Work to complete – Go through the entries below and collect each line with the string "enim" in it.

(Records from a data source)
..............................
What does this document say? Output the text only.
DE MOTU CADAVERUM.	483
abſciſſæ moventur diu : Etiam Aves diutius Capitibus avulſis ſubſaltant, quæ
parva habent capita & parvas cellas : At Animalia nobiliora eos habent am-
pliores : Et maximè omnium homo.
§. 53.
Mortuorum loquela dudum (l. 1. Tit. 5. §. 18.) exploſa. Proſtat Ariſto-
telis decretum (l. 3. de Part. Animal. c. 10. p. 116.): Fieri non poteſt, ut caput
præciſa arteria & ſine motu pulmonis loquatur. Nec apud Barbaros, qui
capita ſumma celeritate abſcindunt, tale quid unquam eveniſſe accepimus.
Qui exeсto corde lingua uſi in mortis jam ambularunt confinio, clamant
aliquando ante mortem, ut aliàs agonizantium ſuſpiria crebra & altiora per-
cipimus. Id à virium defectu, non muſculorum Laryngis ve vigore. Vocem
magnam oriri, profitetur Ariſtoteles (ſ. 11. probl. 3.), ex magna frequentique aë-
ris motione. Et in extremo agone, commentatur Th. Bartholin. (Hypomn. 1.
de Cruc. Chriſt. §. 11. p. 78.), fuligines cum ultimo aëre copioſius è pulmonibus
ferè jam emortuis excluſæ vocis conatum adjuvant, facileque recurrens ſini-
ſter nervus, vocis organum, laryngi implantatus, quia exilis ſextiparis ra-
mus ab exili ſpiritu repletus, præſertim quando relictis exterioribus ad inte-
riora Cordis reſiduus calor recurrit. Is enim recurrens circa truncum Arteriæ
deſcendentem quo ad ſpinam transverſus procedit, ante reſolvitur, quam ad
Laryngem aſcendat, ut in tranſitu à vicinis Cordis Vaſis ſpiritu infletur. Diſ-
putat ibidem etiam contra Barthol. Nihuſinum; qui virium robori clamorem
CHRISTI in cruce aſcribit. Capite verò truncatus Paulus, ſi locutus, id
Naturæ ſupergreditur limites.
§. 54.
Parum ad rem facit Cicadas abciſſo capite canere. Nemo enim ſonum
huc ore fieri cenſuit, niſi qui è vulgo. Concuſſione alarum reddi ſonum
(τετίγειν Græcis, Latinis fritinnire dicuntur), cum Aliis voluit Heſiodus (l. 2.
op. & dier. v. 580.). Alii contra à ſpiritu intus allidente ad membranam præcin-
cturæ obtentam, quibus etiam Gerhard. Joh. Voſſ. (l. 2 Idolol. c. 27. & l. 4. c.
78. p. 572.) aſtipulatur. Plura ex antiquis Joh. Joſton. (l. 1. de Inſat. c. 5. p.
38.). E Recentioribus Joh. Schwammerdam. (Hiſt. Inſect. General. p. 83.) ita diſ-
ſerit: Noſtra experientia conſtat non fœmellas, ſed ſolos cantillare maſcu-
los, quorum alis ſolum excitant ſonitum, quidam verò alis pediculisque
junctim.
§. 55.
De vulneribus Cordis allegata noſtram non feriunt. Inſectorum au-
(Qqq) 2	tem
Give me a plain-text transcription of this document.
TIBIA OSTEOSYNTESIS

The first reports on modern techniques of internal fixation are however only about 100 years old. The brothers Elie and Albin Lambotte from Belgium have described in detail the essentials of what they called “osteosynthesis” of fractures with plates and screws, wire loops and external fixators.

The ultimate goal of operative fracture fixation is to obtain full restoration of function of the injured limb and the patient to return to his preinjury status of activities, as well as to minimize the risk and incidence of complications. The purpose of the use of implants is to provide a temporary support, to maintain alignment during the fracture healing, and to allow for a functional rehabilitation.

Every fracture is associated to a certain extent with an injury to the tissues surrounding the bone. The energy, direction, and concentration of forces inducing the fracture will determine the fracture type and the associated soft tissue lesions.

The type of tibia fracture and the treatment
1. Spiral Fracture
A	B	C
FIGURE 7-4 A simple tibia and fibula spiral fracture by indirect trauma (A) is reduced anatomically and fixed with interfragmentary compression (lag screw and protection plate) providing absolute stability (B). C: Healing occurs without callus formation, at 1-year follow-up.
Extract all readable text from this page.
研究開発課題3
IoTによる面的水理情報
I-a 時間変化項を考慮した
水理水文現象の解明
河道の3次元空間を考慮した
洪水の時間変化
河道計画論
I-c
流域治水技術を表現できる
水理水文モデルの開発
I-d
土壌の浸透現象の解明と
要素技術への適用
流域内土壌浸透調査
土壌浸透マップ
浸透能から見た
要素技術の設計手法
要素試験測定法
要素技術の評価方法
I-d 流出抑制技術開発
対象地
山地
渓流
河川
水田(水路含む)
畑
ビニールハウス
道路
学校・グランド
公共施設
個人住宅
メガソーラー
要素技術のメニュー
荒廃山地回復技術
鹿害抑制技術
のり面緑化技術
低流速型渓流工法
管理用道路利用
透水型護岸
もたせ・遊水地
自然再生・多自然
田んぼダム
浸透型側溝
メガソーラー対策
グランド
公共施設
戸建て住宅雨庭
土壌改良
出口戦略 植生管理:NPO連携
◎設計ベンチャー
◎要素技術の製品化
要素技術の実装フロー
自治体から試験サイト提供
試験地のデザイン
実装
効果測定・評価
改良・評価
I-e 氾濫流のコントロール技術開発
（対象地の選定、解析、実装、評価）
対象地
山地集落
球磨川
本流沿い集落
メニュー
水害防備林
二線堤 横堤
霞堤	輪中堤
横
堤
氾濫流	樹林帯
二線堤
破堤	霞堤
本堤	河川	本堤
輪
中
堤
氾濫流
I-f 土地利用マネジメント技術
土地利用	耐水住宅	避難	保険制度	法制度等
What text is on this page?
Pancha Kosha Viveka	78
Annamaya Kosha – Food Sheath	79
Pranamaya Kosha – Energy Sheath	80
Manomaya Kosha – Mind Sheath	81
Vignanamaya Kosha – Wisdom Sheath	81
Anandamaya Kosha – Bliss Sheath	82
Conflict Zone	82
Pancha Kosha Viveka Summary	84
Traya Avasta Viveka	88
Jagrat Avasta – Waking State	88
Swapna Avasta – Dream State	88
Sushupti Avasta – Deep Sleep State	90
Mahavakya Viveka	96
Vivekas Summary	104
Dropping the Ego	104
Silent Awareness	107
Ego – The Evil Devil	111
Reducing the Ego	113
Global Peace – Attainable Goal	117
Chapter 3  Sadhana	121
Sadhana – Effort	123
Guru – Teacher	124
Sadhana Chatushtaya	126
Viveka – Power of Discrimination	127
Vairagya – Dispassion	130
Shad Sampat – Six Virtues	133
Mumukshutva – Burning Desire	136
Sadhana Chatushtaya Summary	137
..............................
Solution –
riora Cordis reſiduus calor recurrit. Is enim recurrens circa truncum Arteriæ
Parum ad rem facit Cicadas abciſſo capite canere. Nemo enim ſonum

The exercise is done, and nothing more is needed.